*Stated goal:*
Go through the listing and write out all of it exactly.

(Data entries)
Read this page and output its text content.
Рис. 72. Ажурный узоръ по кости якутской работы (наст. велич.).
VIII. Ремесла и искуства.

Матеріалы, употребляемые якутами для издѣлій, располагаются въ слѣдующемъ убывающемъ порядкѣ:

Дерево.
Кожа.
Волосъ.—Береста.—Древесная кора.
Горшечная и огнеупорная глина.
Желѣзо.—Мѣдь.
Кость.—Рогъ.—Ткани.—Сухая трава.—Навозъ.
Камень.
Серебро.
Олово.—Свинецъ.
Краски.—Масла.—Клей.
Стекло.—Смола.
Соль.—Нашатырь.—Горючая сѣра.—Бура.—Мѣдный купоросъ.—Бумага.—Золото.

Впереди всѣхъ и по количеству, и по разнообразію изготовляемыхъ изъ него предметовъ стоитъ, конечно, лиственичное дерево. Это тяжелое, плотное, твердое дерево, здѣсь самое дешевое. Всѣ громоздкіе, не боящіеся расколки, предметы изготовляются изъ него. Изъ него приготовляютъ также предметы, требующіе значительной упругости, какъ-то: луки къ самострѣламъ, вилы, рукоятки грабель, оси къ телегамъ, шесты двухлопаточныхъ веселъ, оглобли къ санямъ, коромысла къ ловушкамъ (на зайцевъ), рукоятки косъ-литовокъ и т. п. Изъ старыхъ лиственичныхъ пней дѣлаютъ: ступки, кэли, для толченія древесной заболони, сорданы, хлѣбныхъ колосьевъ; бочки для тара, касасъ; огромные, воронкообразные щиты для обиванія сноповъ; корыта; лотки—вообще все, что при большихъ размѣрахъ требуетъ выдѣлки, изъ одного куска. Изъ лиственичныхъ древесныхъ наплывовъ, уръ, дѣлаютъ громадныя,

*Response below:*
Read this page and output its text content.
Рис. 72. Ажурный узоръ по кости якутской работы (наст. велич.).
VIII. Ремесла и искуства.

Матеріалы, употребляемые якутами для издѣлій, располагаются въ слѣдующемъ убывающемъ порядкѣ:

Дерево.
Кожа.
Волосъ.—Береста.—Древесная кора.
Горшечная и огнеупорная глина.
Желѣзо.—Мѣдь.
Кость.—Рогъ.—Ткани.—Сухая трава.—Навозъ.
Камень.
Серебро.
Олово.—Свинецъ.
Краски.—Масла.—Клей.
Стекло.—Смола.
Соль.—Нашатырь.—Горючая сѣра.—Бура.—Мѣдный купоросъ.—Бумага.—Золото.

Впереди всѣхъ и по количеству, и по разнообразію изготовляемыхъ изъ него предметовъ стоитъ, конечно, лиственичное дерево. Это тяжелое, плотное, твердое дерево, здѣсь самое дешевое. Всѣ громоздкіе, не боящіеся расколки, предметы изготовляются изъ него. Изъ него приготовляютъ также предметы, требующіе значительной упругости, какъ-то: луки къ самострѣламъ, вилы, рукоятки грабель, оси къ телегамъ, шесты двухлопаточныхъ веселъ, оглобли къ санямъ, коромысла къ ловушкамъ (на зайцевъ), рукоятки косъ-литовокъ и т. п. Изъ старыхъ лиственичныхъ пней дѣлаютъ: ступки, кэли, для толченія древесной заболони, сорданы, хлѣбныхъ колосьевъ; бочки для тара, касасъ; огромные, воронкообразные щиты для обиванія сноповъ; корыта; лотки—вообще все, что при большихъ размѣрахъ требуетъ выдѣлки, изъ одного куска. Изъ лиственичныхъ древесныхъ наплывовъ, уръ, дѣлаютъ громадныя,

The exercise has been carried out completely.